EXERCISE REQUIREMENTS: Your task is to repeat the entries word for word while leaving out the pictures.

INPUT ROWS:
──────────

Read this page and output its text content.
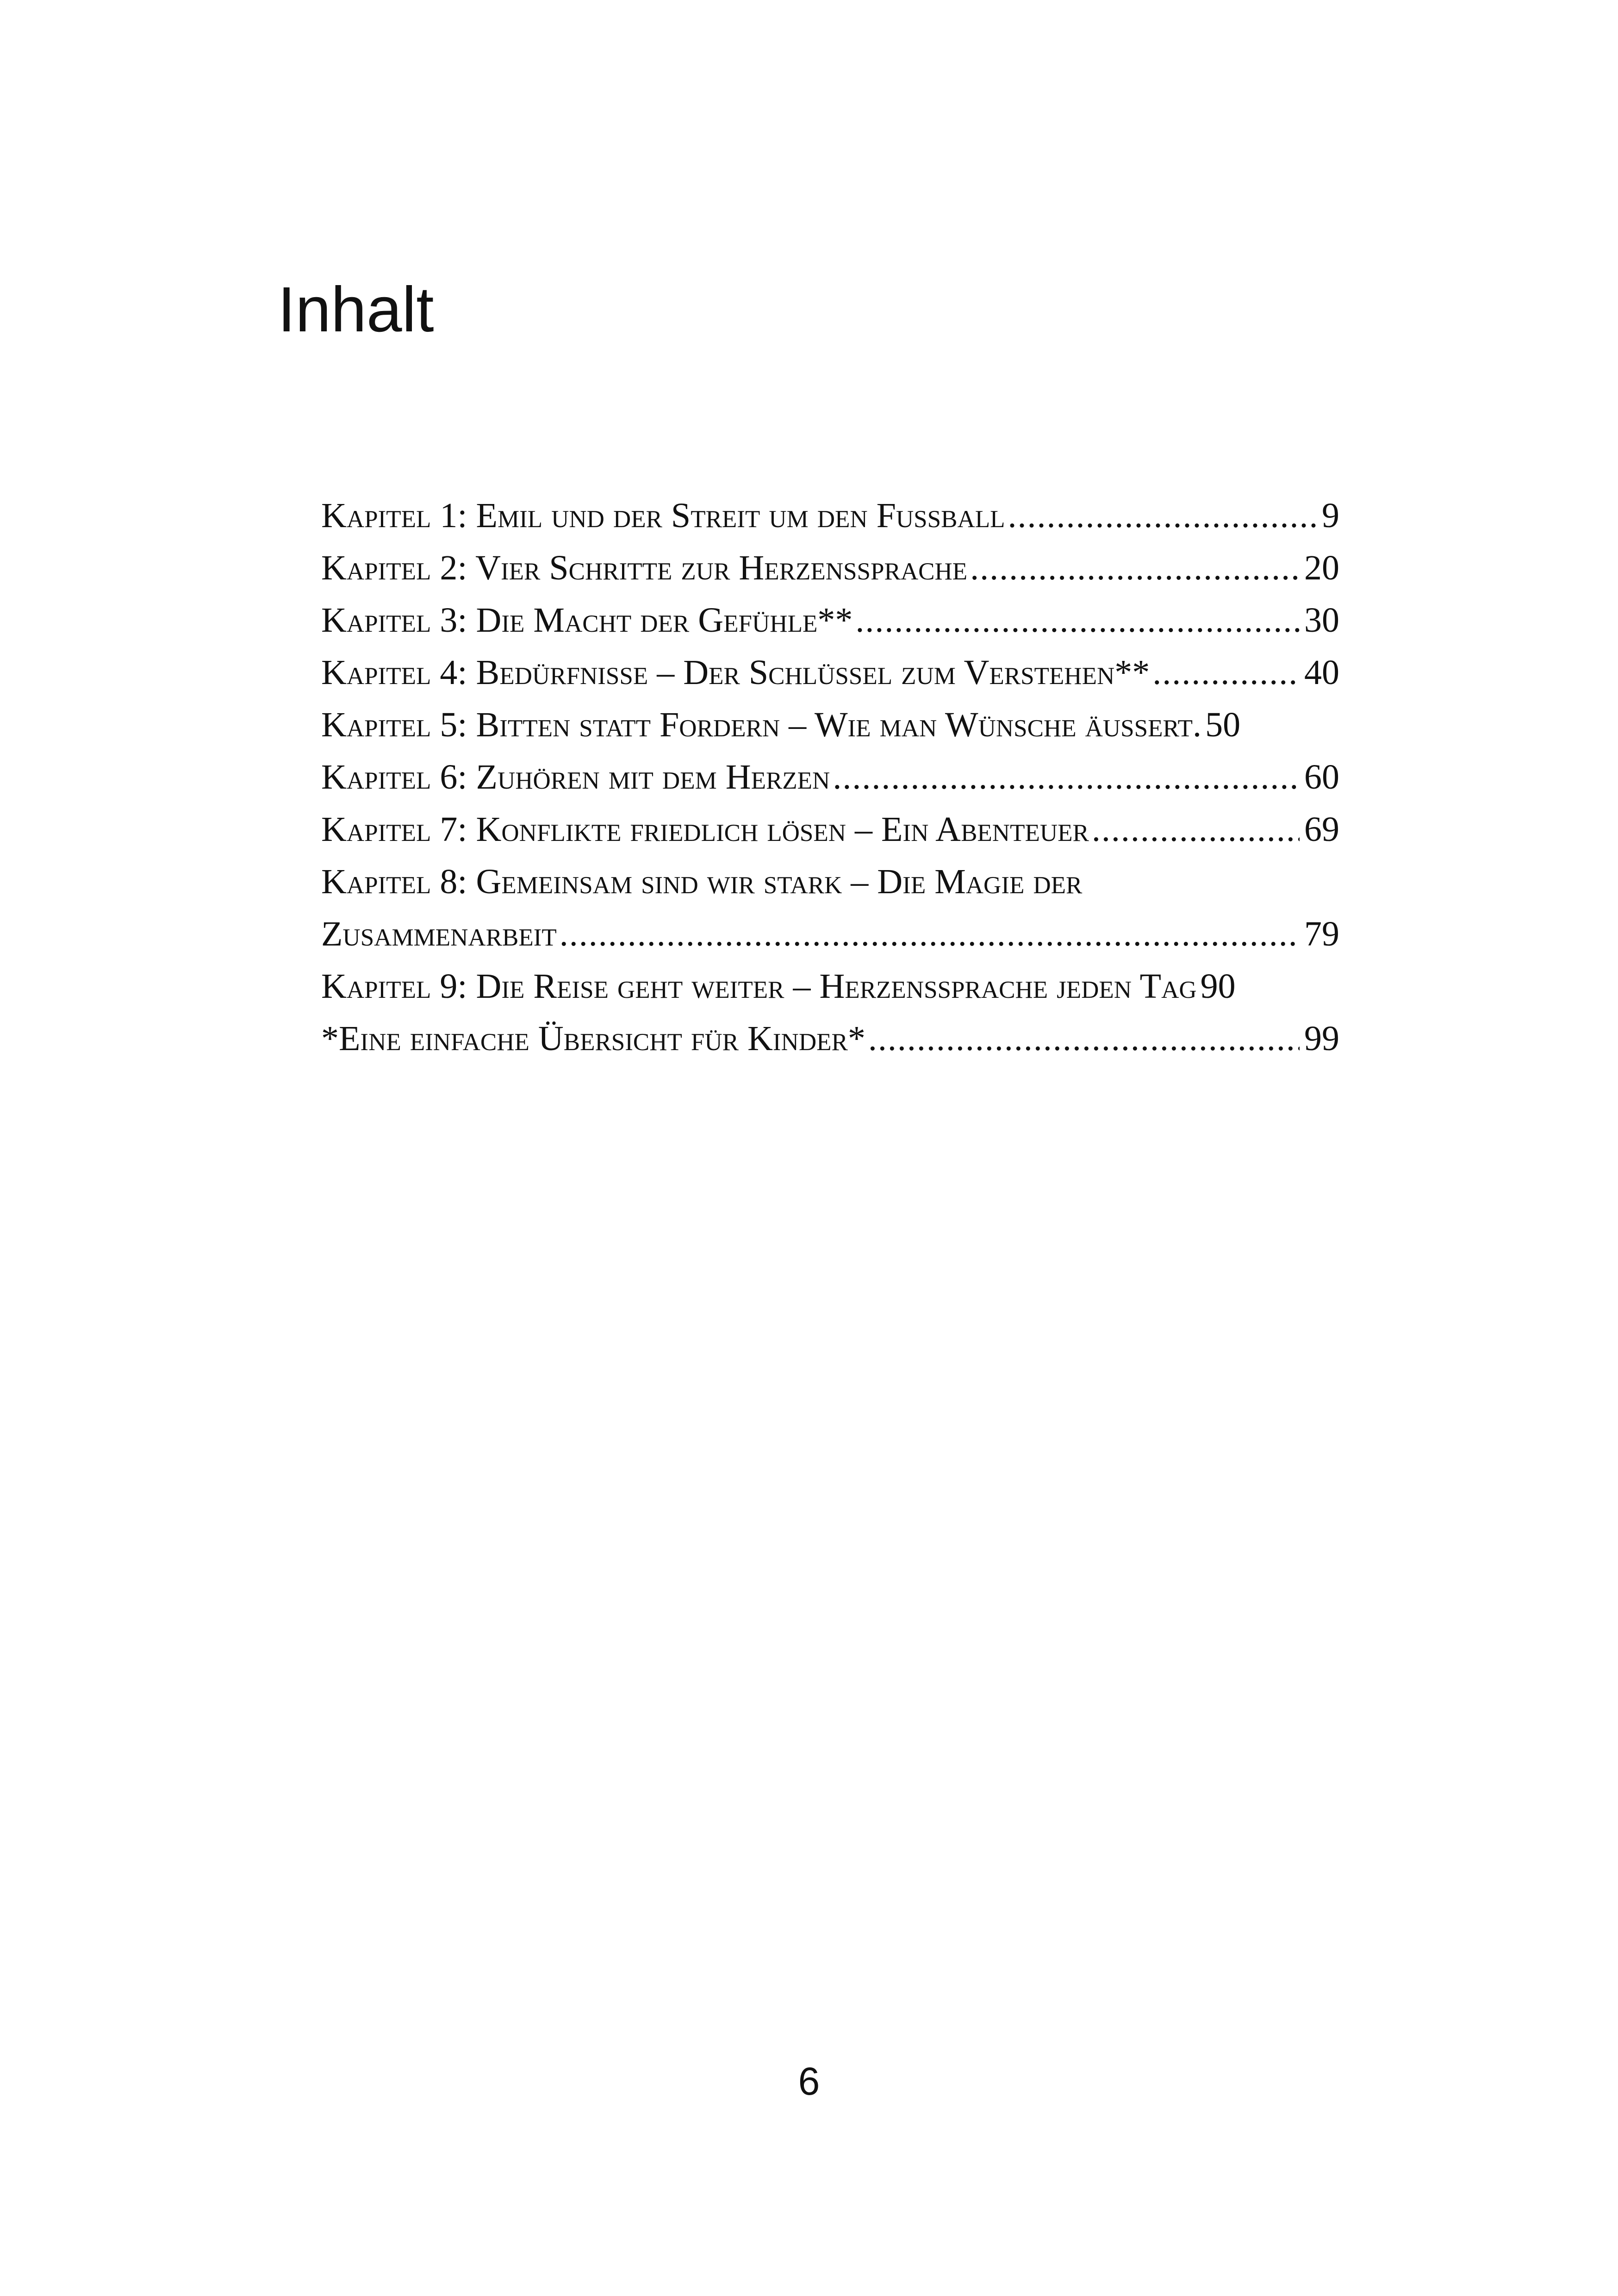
Inhalt
Kapitel 1: Emil und der Streit um den Fußball .....	9
Kapitel 2: Vier Schritte zur Herzenssprache .....	20
Kapitel 3: Die Macht der Gefühle** .....	30
Kapitel 4: Bedürfnisse – Der Schlüssel zum Verstehen** .....	40
Kapitel 5: Bitten statt Fordern – Wie man Wünsche äußert. 50
Kapitel 6: Zuhören mit dem Herzen .....	60
Kapitel 7: Konflikte friedlich lösen – Ein Abenteuer .....	69
Kapitel 8: Gemeinsam sind wir stark – Die Magie der
Zusammenarbeit .....	79
Kapitel 9: Die Reise geht weiter – Herzenssprache jeden Tag 90
*Eine einfache Übersicht für Kinder* .....	99
6
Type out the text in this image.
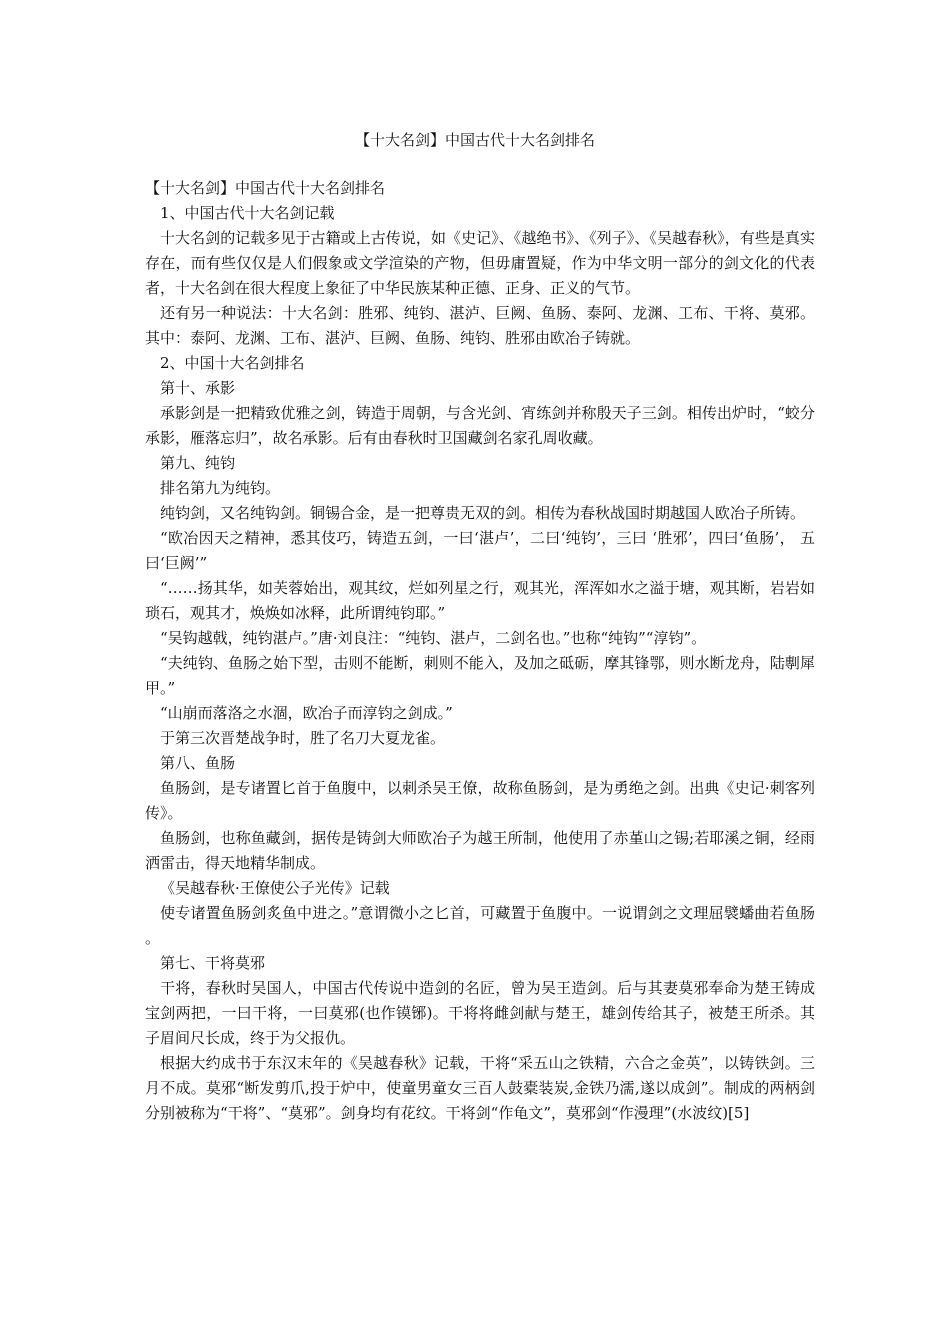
【十大名剑】中国古代十大名剑排名

【十大名剑】中国古代十大名剑排名

1、中国古代十大名剑记载

十大名剑的记载多见于古籍或上古传说，如《史记》、《越绝书》、《列子》、《吴越春秋》，有些是真实存在，而有些仅仅是人们假象或文学渲染的产物，但毋庸置疑，作为中华文明一部分的剑文化的代表者，十大名剑在很大程度上象征了中华民族某种正德、正身、正义的气节。

还有另一种说法：十大名剑：胜邪、纯钧、湛泸、巨阙、鱼肠、泰阿、龙渊、工布、干将、莫邪。其中：泰阿、龙渊、工布、湛泸、巨阙、鱼肠、纯钧、胜邪由欧冶子铸就。

2、中国十大名剑排名

第十、承影

承影剑是一把精致优雅之剑，铸造于周朝，与含光剑、宵练剑并称殷天子三剑。相传出炉时，“蛟分承影，雁落忘归”，故名承影。后有由春秋时卫国藏剑名家孔周收藏。

第九、纯钧

排名第九为纯钧。

纯钧剑，又名纯钩剑。铜锡合金，是一把尊贵无双的剑。相传为春秋战国时期越国人欧冶子所铸。

“欧冶因天之精神，悉其伎巧，铸造五剑，一曰‘湛卢’，二曰‘纯钧’，三曰 ‘胜邪’，四曰‘鱼肠’， 五曰‘巨阙’”

“……扬其华，如芙蓉始出，观其纹，烂如列星之行，观其光，浑浑如水之溢于塘，观其断，岩岩如琐石，观其才，焕焕如冰释，此所谓纯钧耶。”

“吴钩越戟，纯钧湛卢。”唐·刘良注：“纯钧、湛卢，二剑名也。”也称“纯钩”“淳钧”。

“夫纯钧、鱼肠之始下型，击则不能断，刺则不能入，及加之砥砺，摩其锋鄂，则水断龙舟，陆剸犀甲。”

“山崩而落洛之水涸，欧冶子而淳钧之剑成。”

于第三次晋楚战争时，胜了名刀大夏龙雀。

第八、鱼肠

鱼肠剑，是专诸置匕首于鱼腹中，以刺杀吴王僚，故称鱼肠剑，是为勇绝之剑。出典《史记·刺客列传》。

鱼肠剑，也称鱼藏剑，据传是铸剑大师欧冶子为越王所制，他使用了赤堇山之锡;若耶溪之铜，经雨洒雷击，得天地精华制成。

《吴越春秋·王僚使公子光传》记载

使专诸置鱼肠剑炙鱼中进之。”意谓微小之匕首，可藏置于鱼腹中。一说谓剑之文理屈襞蟠曲若鱼肠。

第七、干将莫邪

干将，春秋时吴国人，中国古代传说中造剑的名匠，曾为吴王造剑。后与其妻莫邪奉命为楚王铸成宝剑两把，一曰干将，一曰莫邪(也作镆铘)。干将将雌剑献与楚王，雄剑传给其子，被楚王所杀。其子眉间尺长成，终于为父报仇。

根据大约成书于东汉末年的《吴越春秋》记载，干将“采五山之铁精，六合之金英”，以铸铁剑。三月不成。莫邪“断发剪爪,投于炉中，使童男童女三百人鼓橐装炭,金铁乃濡,遂以成剑”。制成的两柄剑分别被称为“干将”、“莫邪”。剑身均有花纹。干将剑“作龟文”，莫邪剑“作漫理”(水波纹)[5]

──────────

SOLUTION TO THIS EXERCISE:
Read this page and output its text content.
Inhalt
Kapitel 1: Emil und der Streit um den Fußball .....	9
Kapitel 2: Vier Schritte zur Herzenssprache .....	20
Kapitel 3: Die Macht der Gefühle** .....	30
Kapitel 4: Bedürfnisse – Der Schlüssel zum Verstehen** .....	40
Kapitel 5: Bitten statt Fordern – Wie man Wünsche äußert. 50
Kapitel 6: Zuhören mit dem Herzen .....	60
Kapitel 7: Konflikte friedlich lösen – Ein Abenteuer .....	69
Kapitel 8: Gemeinsam sind wir stark – Die Magie der
Zusammenarbeit .....	79
Kapitel 9: Die Reise geht weiter – Herzenssprache jeden Tag 90
*Eine einfache Übersicht für Kinder* .....	99
6
Type out the text in this image.
【十大名剑】中国古代十大名剑排名

【十大名剑】中国古代十大名剑排名

1、中国古代十大名剑记载

十大名剑的记载多见于古籍或上古传说，如《史记》、《越绝书》、《列子》、《吴越春秋》，有些是真实存在，而有些仅仅是人们假象或文学渲染的产物，但毋庸置疑，作为中华文明一部分的剑文化的代表者，十大名剑在很大程度上象征了中华民族某种正德、正身、正义的气节。

还有另一种说法：十大名剑：胜邪、纯钧、湛泸、巨阙、鱼肠、泰阿、龙渊、工布、干将、莫邪。其中：泰阿、龙渊、工布、湛泸、巨阙、鱼肠、纯钧、胜邪由欧冶子铸就。

2、中国十大名剑排名

第十、承影

承影剑是一把精致优雅之剑，铸造于周朝，与含光剑、宵练剑并称殷天子三剑。相传出炉时，“蛟分承影，雁落忘归”，故名承影。后有由春秋时卫国藏剑名家孔周收藏。

第九、纯钧

排名第九为纯钧。

纯钧剑，又名纯钩剑。铜锡合金，是一把尊贵无双的剑。相传为春秋战国时期越国人欧冶子所铸。

“欧冶因天之精神，悉其伎巧，铸造五剑，一曰‘湛卢’，二曰‘纯钧’，三曰 ‘胜邪’，四曰‘鱼肠’， 五曰‘巨阙’”

“……扬其华，如芙蓉始出，观其纹，烂如列星之行，观其光，浑浑如水之溢于塘，观其断，岩岩如琐石，观其才，焕焕如冰释，此所谓纯钧耶。”

“吴钩越戟，纯钧湛卢。”唐·刘良注：“纯钧、湛卢，二剑名也。”也称“纯钩”“淳钧”。

“夫纯钧、鱼肠之始下型，击则不能断，刺则不能入，及加之砥砺，摩其锋鄂，则水断龙舟，陆剸犀甲。”

“山崩而落洛之水涸，欧冶子而淳钧之剑成。”

于第三次晋楚战争时，胜了名刀大夏龙雀。

第八、鱼肠

鱼肠剑，是专诸置匕首于鱼腹中，以刺杀吴王僚，故称鱼肠剑，是为勇绝之剑。出典《史记·刺客列传》。

鱼肠剑，也称鱼藏剑，据传是铸剑大师欧冶子为越王所制，他使用了赤堇山之锡;若耶溪之铜，经雨洒雷击，得天地精华制成。

《吴越春秋·王僚使公子光传》记载

使专诸置鱼肠剑炙鱼中进之。”意谓微小之匕首，可藏置于鱼腹中。一说谓剑之文理屈襞蟠曲若鱼肠。

第七、干将莫邪

干将，春秋时吴国人，中国古代传说中造剑的名匠，曾为吴王造剑。后与其妻莫邪奉命为楚王铸成宝剑两把，一曰干将，一曰莫邪(也作镆铘)。干将将雌剑献与楚王，雄剑传给其子，被楚王所杀。其子眉间尺长成，终于为父报仇。

根据大约成书于东汉末年的《吴越春秋》记载，干将“采五山之铁精，六合之金英”，以铸铁剑。三月不成。莫邪“断发剪爪,投于炉中，使童男童女三百人鼓橐装炭,金铁乃濡,遂以成剑”。制成的两柄剑分别被称为“干将”、“莫邪”。剑身均有花纹。干将剑“作龟文”，莫邪剑“作漫理”(水波纹)[5]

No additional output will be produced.